Records contained in a dataset
◇ ◇ ◇ ◇ ◇

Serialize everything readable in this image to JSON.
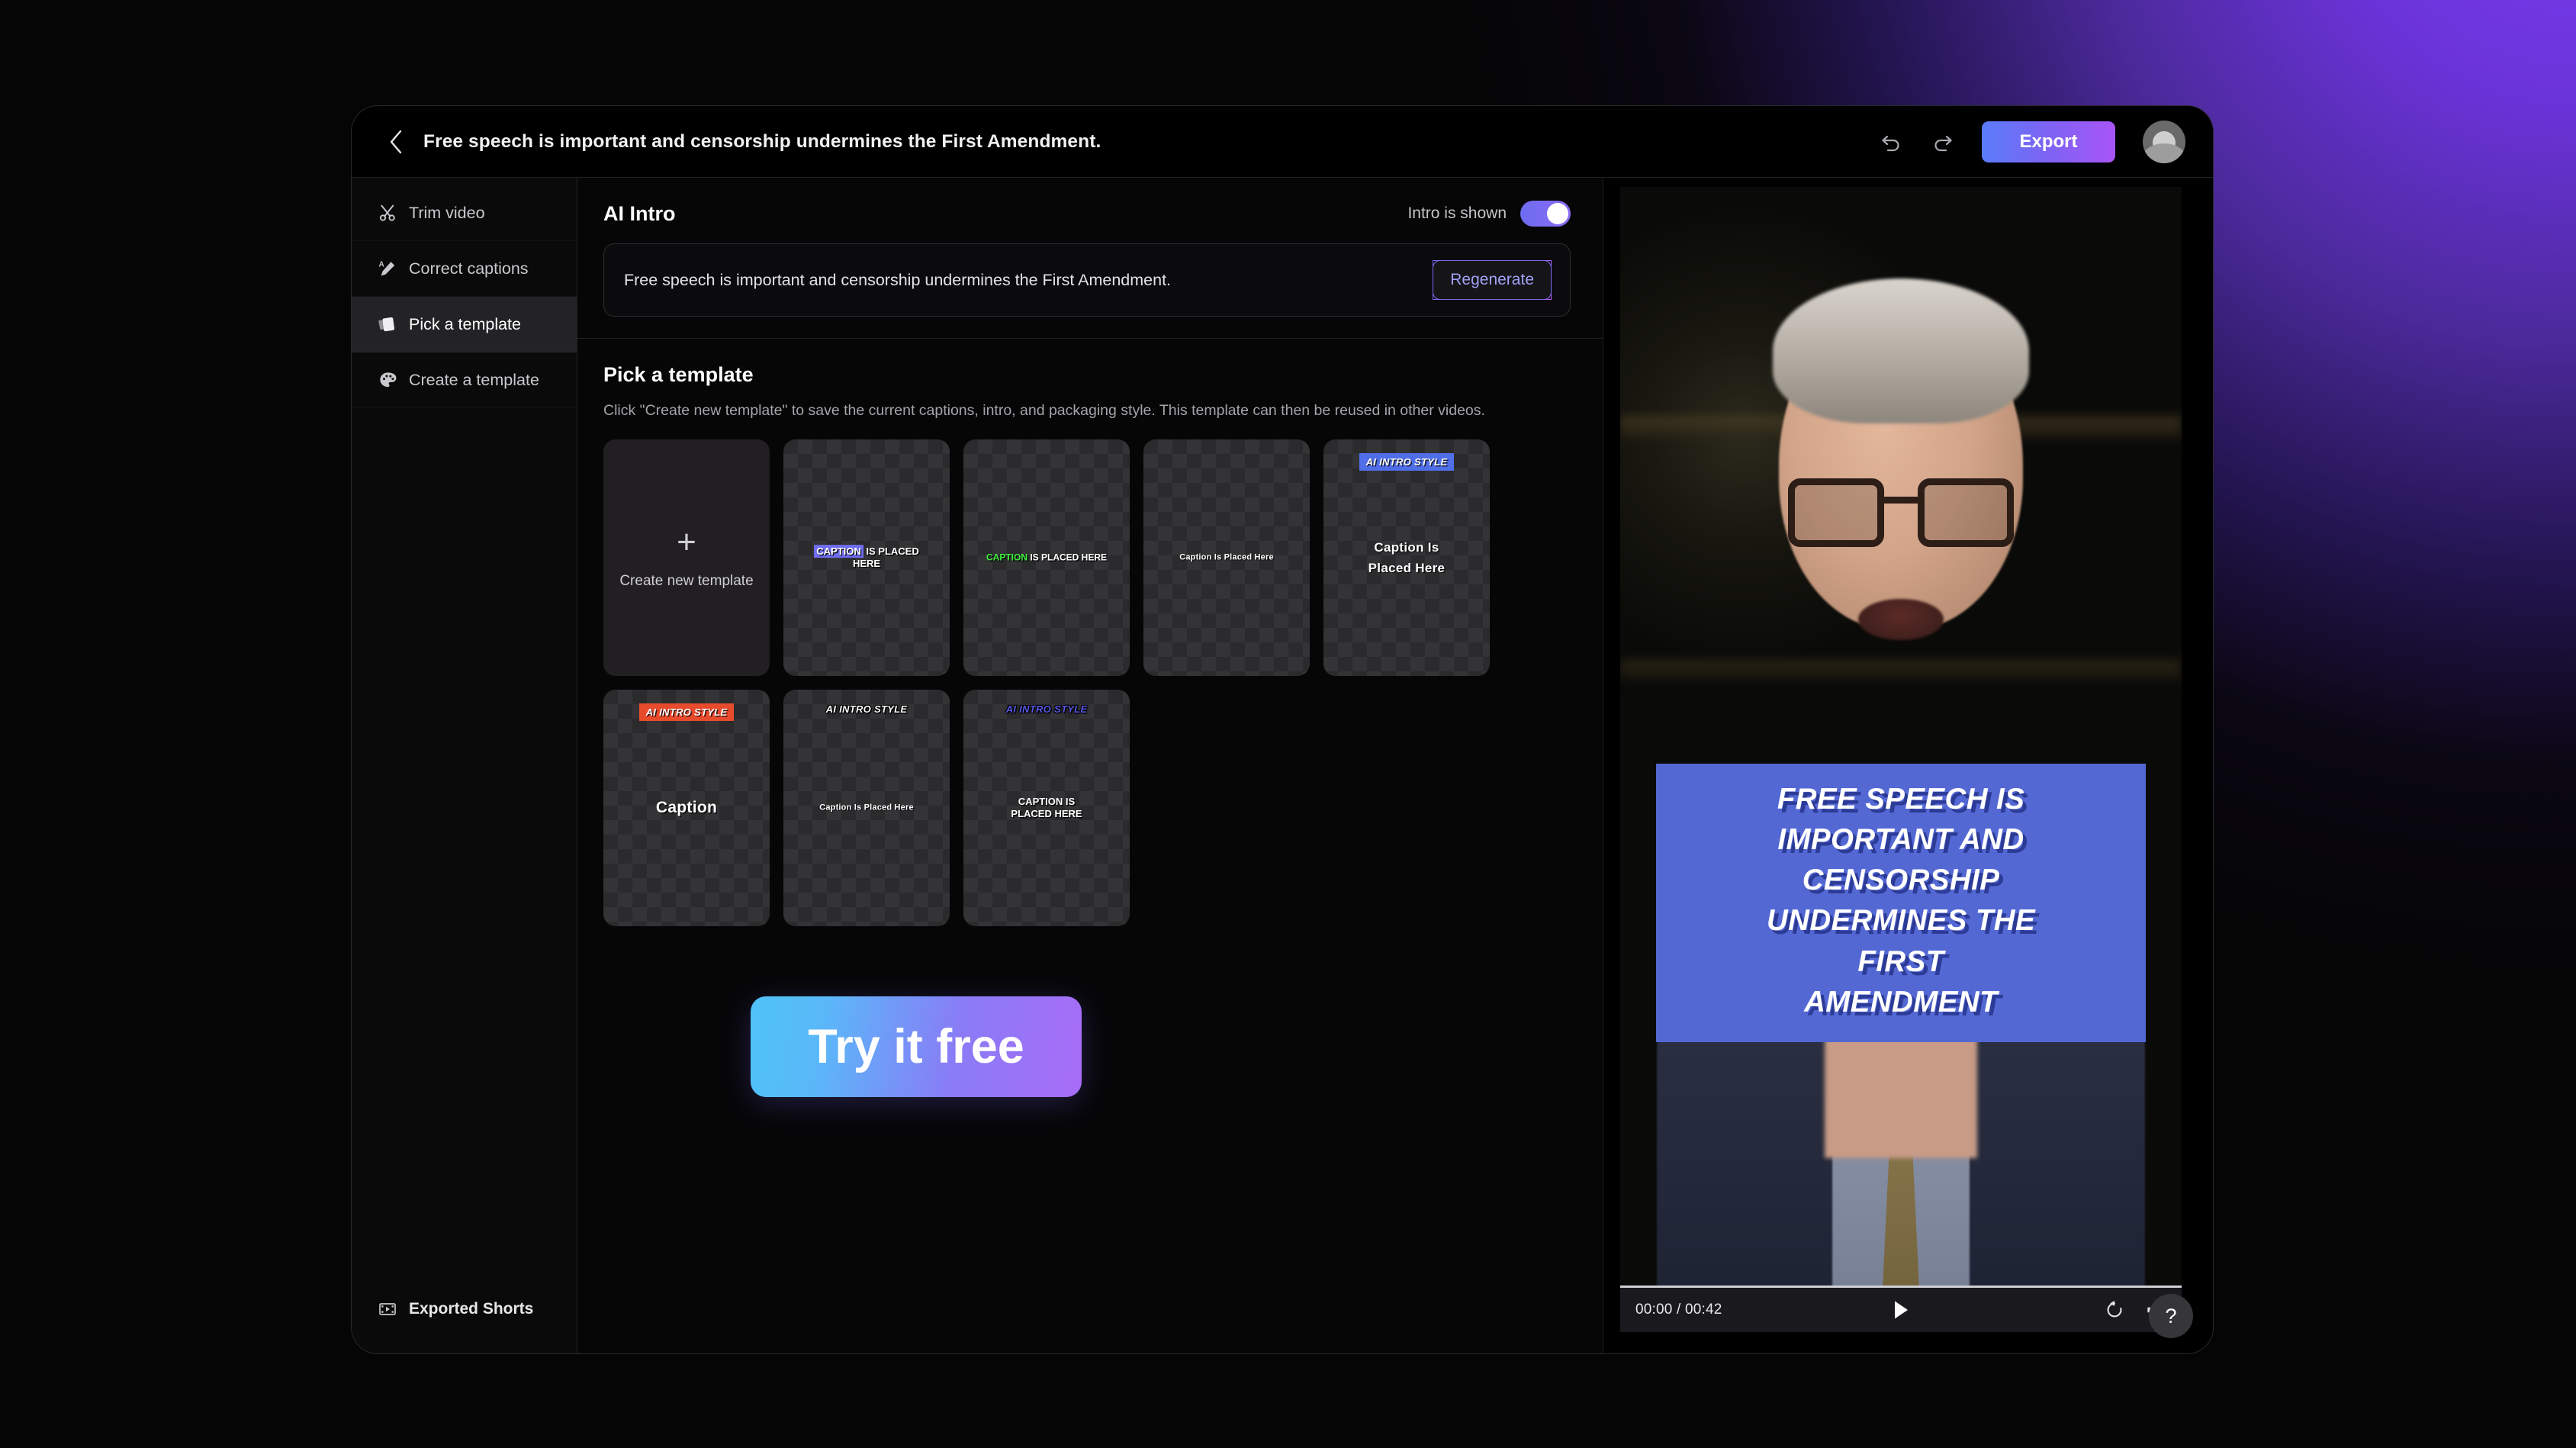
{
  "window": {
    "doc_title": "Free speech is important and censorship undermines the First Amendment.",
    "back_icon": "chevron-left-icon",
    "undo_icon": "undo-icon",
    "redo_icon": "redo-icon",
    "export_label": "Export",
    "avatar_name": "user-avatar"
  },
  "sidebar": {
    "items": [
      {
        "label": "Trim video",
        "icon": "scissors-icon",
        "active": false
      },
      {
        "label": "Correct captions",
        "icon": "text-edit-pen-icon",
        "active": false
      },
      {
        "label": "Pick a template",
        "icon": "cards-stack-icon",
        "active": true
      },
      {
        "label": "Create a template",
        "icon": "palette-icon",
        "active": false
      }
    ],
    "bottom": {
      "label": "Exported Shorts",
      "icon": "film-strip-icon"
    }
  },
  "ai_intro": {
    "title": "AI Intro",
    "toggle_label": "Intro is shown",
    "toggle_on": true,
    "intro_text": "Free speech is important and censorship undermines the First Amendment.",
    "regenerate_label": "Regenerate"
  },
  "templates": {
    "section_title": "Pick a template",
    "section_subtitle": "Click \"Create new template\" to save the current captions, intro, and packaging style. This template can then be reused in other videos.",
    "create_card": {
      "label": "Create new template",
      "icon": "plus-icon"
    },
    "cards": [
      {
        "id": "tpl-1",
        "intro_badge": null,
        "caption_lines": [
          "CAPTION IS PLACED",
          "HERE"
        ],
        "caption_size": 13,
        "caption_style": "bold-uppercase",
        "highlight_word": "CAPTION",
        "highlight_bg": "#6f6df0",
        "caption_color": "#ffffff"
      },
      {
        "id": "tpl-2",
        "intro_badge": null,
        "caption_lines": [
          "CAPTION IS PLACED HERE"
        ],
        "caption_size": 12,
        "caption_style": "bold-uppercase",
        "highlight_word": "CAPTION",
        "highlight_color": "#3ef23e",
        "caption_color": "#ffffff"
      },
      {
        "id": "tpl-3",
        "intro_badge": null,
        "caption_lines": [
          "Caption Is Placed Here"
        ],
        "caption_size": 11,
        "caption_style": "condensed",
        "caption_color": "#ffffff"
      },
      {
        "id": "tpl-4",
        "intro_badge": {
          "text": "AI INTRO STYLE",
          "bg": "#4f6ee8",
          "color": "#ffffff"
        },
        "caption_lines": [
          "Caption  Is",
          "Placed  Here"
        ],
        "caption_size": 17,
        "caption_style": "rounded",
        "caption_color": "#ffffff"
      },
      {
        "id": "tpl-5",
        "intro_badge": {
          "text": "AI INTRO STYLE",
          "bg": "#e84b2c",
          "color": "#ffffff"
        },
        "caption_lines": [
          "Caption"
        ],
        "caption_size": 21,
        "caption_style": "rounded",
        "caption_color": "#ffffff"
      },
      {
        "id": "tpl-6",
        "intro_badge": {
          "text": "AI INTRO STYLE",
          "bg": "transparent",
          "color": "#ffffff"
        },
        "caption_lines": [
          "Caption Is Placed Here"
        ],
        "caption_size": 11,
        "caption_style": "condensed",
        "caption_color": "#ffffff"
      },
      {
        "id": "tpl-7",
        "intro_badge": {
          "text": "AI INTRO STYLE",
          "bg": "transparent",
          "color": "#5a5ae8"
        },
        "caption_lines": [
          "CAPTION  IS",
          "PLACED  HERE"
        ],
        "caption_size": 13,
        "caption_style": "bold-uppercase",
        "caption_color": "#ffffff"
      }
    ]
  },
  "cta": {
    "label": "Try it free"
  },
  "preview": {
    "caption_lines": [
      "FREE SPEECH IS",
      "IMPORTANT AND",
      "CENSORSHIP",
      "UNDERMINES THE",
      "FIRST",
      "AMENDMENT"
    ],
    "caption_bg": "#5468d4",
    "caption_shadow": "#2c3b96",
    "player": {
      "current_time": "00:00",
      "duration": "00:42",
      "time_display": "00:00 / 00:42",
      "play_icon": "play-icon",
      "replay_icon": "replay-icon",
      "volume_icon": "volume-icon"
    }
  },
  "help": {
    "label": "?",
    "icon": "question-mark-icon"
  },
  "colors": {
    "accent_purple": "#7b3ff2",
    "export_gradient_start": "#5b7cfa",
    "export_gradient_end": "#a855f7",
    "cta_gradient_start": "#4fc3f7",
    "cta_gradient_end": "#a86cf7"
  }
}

◇ ◇ ◇ ◇ ◇

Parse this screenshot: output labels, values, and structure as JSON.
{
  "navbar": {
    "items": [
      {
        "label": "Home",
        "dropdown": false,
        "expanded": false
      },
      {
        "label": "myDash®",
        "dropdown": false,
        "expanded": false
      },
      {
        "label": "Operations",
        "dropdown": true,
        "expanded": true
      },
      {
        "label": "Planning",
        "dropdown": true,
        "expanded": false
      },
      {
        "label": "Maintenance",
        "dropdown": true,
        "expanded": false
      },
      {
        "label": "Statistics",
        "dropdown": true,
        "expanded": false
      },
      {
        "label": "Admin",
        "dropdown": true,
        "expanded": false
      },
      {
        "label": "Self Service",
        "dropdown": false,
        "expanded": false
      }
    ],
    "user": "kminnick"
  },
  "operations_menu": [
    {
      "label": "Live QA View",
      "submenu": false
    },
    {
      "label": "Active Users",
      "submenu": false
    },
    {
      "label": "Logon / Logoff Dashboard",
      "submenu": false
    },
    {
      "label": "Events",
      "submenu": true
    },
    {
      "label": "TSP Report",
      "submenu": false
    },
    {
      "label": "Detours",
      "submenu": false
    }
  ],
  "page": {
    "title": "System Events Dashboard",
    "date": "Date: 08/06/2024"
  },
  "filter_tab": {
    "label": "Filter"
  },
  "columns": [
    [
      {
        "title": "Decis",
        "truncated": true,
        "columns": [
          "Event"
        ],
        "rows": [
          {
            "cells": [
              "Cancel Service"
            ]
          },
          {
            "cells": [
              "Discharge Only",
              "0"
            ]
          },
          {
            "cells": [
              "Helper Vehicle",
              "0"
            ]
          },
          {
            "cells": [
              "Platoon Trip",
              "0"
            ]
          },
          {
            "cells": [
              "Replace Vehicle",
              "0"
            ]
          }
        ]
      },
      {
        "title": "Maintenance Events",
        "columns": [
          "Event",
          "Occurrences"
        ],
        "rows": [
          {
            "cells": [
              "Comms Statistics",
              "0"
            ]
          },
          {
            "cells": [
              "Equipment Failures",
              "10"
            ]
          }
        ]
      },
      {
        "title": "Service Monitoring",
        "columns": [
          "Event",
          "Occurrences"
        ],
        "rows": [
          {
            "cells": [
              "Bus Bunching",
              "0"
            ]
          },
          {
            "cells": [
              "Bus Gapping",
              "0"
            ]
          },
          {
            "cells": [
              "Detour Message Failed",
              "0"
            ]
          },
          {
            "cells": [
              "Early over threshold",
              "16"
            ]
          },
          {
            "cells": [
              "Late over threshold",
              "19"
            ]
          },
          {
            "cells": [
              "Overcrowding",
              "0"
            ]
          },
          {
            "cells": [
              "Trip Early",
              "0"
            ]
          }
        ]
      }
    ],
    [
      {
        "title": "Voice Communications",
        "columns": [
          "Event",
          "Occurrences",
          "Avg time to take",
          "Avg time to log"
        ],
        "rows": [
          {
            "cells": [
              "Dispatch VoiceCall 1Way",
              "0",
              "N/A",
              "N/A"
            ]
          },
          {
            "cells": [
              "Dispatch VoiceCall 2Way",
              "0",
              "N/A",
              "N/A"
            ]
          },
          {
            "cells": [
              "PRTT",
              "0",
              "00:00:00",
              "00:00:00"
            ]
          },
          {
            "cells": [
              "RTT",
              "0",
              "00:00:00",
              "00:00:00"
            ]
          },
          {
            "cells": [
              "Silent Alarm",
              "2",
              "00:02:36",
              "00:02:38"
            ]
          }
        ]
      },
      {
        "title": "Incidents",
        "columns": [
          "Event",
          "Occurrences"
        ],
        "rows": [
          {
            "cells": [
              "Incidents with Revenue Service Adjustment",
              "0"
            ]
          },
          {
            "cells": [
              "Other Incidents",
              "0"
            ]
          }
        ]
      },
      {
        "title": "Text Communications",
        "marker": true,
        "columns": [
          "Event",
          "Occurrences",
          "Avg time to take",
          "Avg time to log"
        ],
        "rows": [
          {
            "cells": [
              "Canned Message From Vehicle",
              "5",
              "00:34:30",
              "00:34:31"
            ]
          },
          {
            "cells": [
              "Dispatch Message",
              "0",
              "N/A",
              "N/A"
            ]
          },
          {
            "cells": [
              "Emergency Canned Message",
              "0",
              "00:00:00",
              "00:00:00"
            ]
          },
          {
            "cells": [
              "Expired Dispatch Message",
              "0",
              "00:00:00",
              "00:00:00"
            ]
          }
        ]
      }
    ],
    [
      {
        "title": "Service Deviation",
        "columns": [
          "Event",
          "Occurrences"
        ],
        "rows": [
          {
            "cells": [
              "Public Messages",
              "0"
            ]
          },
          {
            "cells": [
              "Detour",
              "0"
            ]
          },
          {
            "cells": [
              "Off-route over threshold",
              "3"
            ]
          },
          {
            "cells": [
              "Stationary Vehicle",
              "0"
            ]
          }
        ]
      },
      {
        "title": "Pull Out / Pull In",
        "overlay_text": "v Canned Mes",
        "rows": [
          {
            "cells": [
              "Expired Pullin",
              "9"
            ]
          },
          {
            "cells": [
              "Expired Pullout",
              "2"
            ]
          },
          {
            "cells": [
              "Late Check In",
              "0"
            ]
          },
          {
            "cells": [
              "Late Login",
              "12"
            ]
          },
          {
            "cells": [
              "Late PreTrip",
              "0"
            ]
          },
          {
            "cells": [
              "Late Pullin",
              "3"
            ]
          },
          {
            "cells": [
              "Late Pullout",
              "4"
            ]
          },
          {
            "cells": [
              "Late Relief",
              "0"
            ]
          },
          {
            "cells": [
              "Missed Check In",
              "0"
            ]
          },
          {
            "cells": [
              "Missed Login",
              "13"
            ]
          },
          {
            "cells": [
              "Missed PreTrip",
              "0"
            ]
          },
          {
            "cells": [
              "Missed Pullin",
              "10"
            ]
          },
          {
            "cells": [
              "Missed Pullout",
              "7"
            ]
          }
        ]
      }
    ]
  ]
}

◇ ◇ ◇ ◇ ◇

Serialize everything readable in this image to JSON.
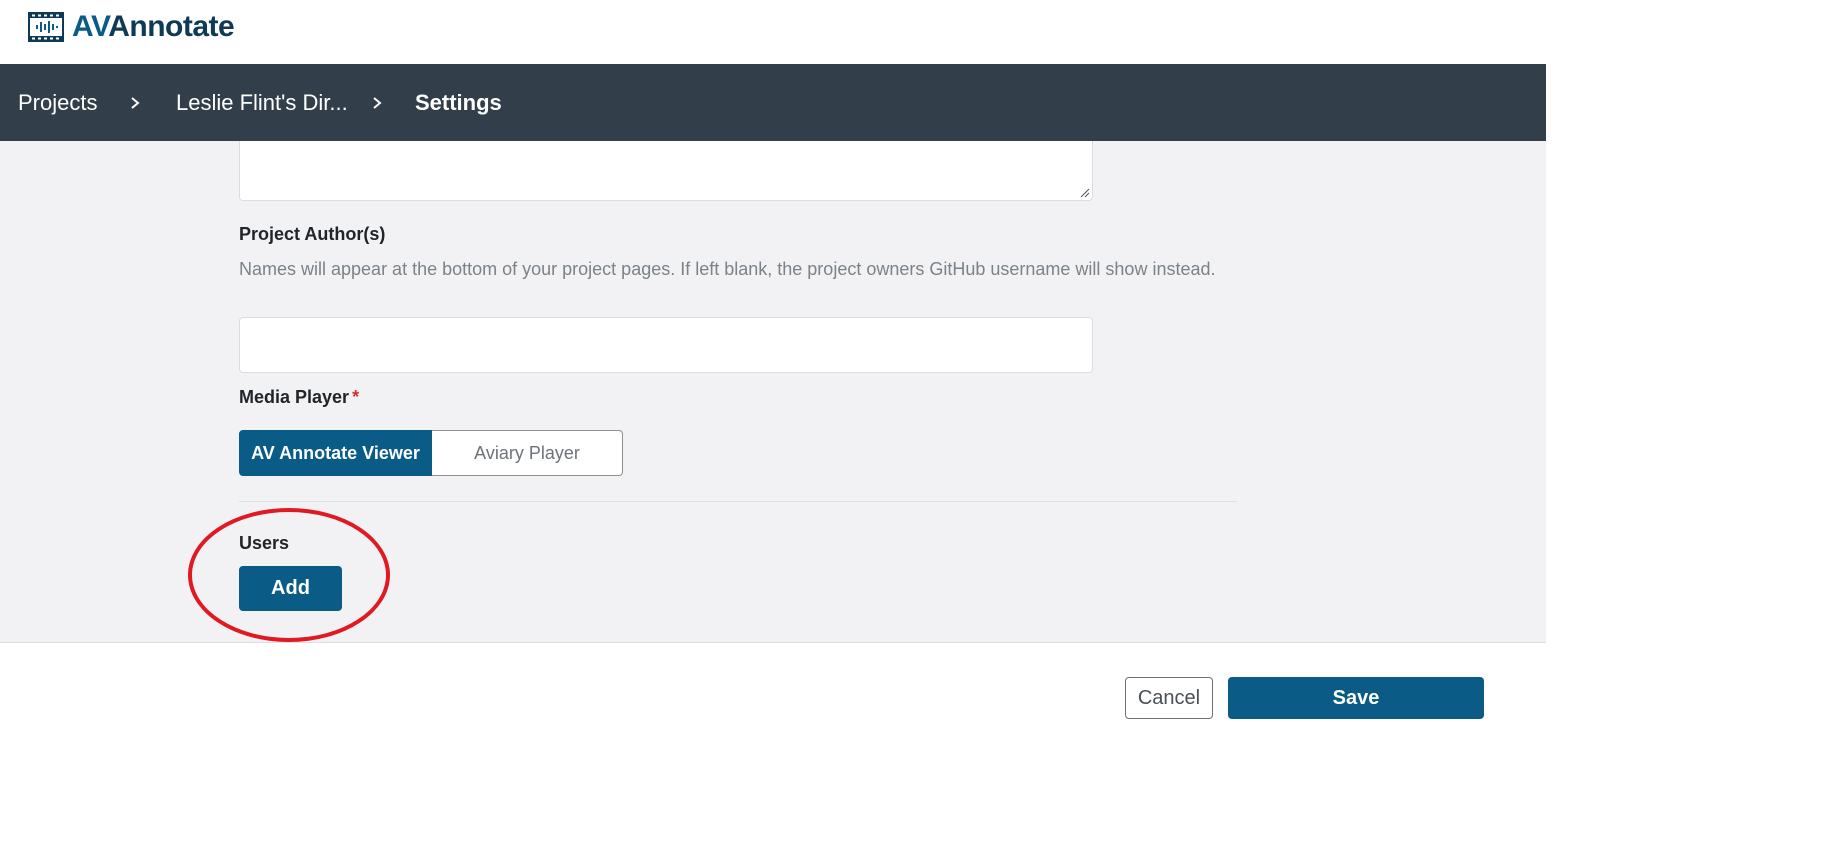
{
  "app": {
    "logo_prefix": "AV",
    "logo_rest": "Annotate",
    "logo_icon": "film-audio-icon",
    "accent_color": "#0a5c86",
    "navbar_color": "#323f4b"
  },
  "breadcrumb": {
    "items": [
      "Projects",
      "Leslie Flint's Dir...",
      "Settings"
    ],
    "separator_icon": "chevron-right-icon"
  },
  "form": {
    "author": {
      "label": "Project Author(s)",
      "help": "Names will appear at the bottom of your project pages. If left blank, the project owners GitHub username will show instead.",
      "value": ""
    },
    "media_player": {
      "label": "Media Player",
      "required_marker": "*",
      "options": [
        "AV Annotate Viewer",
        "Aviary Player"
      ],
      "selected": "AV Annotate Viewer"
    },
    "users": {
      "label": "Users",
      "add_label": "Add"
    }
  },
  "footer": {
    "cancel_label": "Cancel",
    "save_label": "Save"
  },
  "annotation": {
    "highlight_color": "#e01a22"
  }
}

◇ ◇ ◇ ◇ ◇

** Given request **
Pick out, from the lines above, every one that contains the string "Pullout".

** The output **
              "Expired Pullout",
              "Late Pullout",
              "Missed Pullout",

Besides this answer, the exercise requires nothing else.